> **DOCUMENT PASSAGE**
'''

The Town of Île-Perrot (French/official name: Ville de l'Île-Perrot, /fr/) is a town and municipality on Île Perrot in southwestern Quebec, Canada. The population as of the Canada 2016 Census was 10,756. The town is at the western end of Lake Saint-Louis, and borders the local island communities of Terrasse-Vaudreuil, Pincourt and Notre-Dame-de-l'Île-Perrot. It also includes Dowker Island and the small Claude and Bellevue Islands (Île Claude and Île Bellevue).

==History==
The island was granted on October 29, 1672, to François-Marie Perrot (1644-1691), captain in the Picardy Regiment and governor of Montreal in 1670. In 1786, the place received its first parish priest.

'''

> **TASK STATEMENT**
Extract the part of the Île-Perrot passage between "The Town of" and "first parish priest.", inclusive, word for word.

> **GIVEN DATA**
'''

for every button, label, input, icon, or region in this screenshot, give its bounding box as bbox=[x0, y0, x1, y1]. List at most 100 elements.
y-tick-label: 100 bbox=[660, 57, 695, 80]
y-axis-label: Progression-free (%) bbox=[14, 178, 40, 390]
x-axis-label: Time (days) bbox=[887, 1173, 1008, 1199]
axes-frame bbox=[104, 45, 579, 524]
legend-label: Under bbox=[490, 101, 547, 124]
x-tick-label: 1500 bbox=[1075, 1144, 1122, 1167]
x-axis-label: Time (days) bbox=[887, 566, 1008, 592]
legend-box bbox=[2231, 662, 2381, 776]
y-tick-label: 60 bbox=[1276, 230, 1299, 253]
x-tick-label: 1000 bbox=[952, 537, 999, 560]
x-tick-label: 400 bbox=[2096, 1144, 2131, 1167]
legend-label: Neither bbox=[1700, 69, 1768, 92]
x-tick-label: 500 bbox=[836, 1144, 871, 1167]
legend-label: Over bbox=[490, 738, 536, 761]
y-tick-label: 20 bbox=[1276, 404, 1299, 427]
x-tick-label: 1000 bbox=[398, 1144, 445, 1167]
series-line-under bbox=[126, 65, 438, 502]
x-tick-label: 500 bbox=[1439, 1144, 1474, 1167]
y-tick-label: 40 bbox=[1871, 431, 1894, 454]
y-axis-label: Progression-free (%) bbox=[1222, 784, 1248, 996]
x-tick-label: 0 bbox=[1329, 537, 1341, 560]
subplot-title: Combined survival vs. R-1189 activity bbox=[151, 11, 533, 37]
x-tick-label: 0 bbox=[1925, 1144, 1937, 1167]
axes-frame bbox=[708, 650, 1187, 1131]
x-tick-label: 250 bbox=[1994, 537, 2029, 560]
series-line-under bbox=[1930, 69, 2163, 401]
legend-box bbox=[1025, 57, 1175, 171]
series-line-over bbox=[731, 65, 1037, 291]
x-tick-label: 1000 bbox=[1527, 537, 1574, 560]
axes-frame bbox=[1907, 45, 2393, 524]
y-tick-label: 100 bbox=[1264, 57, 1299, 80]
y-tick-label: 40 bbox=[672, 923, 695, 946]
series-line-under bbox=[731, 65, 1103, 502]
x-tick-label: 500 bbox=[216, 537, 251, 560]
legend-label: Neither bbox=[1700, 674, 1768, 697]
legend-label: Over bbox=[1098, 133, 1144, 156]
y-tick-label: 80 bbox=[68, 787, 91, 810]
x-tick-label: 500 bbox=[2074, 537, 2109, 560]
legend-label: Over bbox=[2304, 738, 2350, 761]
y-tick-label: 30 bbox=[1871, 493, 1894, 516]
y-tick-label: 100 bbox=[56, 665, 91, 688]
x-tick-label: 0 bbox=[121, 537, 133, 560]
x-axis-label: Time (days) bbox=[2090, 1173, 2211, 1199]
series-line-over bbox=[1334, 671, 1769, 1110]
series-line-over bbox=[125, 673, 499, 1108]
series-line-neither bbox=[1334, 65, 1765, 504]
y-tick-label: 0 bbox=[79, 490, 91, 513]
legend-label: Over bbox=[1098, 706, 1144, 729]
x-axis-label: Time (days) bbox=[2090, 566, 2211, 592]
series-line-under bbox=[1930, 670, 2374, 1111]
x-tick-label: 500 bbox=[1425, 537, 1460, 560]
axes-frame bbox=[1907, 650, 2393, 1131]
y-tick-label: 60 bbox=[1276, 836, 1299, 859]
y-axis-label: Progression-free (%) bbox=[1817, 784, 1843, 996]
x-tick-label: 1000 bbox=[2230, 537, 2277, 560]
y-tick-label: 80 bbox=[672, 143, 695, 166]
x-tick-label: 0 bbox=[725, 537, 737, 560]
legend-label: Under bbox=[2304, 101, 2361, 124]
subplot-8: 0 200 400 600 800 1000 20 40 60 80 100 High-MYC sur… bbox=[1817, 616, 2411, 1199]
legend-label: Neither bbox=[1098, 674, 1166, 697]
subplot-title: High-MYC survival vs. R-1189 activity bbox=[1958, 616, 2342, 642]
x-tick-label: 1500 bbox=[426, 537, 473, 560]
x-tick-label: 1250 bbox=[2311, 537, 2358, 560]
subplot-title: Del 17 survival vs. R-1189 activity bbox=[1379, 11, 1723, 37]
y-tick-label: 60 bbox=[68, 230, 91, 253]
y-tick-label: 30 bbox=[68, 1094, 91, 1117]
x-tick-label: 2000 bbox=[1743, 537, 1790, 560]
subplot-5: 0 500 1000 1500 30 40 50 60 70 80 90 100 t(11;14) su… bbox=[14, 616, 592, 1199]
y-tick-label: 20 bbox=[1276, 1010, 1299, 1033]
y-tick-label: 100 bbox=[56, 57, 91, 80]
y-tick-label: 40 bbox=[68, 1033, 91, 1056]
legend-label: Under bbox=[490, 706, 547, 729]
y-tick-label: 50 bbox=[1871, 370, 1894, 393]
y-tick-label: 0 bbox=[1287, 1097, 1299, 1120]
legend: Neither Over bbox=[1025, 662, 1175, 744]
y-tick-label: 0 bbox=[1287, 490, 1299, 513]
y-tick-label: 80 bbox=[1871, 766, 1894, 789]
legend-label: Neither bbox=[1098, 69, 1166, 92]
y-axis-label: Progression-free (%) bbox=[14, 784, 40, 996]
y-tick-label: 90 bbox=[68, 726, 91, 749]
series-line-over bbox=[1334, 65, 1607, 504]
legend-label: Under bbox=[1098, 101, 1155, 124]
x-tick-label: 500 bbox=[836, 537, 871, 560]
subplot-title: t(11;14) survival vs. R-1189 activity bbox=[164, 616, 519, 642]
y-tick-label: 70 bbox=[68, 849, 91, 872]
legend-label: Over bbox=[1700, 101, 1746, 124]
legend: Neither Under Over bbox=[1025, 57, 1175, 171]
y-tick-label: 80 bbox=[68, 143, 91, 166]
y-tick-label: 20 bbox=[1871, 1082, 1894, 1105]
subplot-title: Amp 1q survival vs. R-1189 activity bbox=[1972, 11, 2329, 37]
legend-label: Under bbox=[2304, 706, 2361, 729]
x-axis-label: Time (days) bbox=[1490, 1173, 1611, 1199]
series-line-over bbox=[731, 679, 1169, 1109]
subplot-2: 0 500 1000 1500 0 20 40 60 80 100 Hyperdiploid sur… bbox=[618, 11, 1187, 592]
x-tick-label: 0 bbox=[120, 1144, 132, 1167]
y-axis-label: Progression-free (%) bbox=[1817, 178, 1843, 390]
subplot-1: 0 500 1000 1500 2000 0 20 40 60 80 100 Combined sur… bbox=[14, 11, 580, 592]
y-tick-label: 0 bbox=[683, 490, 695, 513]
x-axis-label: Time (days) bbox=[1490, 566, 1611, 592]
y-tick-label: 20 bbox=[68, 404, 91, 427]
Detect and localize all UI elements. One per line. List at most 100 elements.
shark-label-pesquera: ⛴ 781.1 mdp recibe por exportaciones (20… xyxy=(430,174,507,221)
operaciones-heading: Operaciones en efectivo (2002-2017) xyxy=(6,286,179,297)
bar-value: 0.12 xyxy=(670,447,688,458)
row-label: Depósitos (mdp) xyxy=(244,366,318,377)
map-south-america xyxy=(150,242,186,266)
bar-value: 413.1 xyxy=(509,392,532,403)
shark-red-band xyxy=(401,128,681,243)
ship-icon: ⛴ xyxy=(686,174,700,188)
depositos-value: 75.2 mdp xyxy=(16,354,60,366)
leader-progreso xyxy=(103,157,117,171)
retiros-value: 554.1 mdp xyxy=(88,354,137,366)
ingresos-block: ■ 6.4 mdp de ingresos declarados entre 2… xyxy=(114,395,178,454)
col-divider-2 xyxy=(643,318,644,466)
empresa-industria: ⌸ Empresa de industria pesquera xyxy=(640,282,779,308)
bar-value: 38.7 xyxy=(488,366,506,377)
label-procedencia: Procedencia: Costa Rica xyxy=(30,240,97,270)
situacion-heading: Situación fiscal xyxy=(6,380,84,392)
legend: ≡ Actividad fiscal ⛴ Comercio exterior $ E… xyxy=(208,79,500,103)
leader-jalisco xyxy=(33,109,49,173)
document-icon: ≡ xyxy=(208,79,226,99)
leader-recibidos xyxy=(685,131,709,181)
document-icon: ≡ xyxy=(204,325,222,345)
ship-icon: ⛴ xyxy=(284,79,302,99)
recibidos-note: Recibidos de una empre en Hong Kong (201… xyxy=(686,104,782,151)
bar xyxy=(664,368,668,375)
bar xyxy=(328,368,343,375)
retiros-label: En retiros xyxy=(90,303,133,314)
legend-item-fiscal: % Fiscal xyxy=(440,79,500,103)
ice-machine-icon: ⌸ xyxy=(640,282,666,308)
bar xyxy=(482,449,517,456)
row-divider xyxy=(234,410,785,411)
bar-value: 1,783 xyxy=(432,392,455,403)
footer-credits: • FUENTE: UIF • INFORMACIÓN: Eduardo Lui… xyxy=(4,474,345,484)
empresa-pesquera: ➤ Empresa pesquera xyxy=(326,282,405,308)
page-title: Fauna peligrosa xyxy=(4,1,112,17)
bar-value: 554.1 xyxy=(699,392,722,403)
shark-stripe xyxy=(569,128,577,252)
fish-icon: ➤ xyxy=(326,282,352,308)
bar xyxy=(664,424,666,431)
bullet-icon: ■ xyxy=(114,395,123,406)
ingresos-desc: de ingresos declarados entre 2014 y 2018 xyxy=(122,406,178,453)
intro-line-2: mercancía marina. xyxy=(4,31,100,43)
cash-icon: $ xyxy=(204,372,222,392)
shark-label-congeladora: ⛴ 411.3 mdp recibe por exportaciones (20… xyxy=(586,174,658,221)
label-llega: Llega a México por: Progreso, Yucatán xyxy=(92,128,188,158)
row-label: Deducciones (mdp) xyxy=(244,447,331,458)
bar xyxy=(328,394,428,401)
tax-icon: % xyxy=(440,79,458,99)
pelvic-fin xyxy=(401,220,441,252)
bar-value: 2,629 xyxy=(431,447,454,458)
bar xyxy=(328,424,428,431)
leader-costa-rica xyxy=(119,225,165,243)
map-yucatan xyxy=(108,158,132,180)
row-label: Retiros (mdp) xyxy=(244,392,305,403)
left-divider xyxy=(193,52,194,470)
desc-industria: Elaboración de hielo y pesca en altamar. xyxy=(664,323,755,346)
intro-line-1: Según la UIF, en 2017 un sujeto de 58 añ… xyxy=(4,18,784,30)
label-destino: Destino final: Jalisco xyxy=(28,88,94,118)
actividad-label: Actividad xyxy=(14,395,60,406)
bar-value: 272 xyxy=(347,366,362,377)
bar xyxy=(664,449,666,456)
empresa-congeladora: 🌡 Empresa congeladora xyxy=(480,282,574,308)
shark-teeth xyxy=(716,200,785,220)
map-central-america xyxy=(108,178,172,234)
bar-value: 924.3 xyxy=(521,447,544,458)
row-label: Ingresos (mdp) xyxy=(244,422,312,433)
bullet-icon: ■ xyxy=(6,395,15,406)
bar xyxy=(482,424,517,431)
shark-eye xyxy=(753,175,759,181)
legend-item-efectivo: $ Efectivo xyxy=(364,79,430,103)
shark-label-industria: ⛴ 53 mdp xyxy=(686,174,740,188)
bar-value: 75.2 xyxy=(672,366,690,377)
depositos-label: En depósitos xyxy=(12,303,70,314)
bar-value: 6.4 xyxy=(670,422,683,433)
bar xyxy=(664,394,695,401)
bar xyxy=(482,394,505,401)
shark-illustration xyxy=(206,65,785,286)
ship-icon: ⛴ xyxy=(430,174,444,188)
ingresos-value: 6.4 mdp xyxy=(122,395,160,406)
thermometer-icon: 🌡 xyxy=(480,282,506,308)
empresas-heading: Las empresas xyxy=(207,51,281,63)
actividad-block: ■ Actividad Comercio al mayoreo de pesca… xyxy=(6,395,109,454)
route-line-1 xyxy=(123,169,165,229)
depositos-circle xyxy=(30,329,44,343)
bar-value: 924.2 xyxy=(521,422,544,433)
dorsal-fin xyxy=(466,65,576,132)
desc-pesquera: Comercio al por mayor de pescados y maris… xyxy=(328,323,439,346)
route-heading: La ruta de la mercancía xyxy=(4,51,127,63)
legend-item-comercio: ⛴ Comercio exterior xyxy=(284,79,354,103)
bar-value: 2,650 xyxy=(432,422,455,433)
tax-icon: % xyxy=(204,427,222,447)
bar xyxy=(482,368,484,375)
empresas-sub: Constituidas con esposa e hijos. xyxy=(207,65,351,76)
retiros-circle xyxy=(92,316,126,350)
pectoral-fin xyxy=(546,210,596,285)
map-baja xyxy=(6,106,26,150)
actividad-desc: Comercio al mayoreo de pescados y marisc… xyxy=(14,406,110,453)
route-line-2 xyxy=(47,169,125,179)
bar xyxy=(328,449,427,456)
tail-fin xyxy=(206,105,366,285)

'''

> **PROBLEM SOLUTION**
The Town of Île-Perrot (French/official name: Ville de l'Île-Perrot, /fr/) is a town and municipality on Île Perrot in southwestern Quebec, Canada. The population as of the Canada 2016 Census was 10,756. The town is at the western end of Lake Saint-Louis, and borders the local island communities of Terrasse-Vaudreuil, Pincourt and Notre-Dame-de-l'Île-Perrot. It also includes Dowker Island and the small Claude and Bellevue Islands (Île Claude and Île Bellevue).

==History==
The island was granted on October 29, 1672, to François-Marie Perrot (1644-1691), captain in the Picardy Regiment and governor of Montreal in 1670. In 1786, the place received its first parish priest.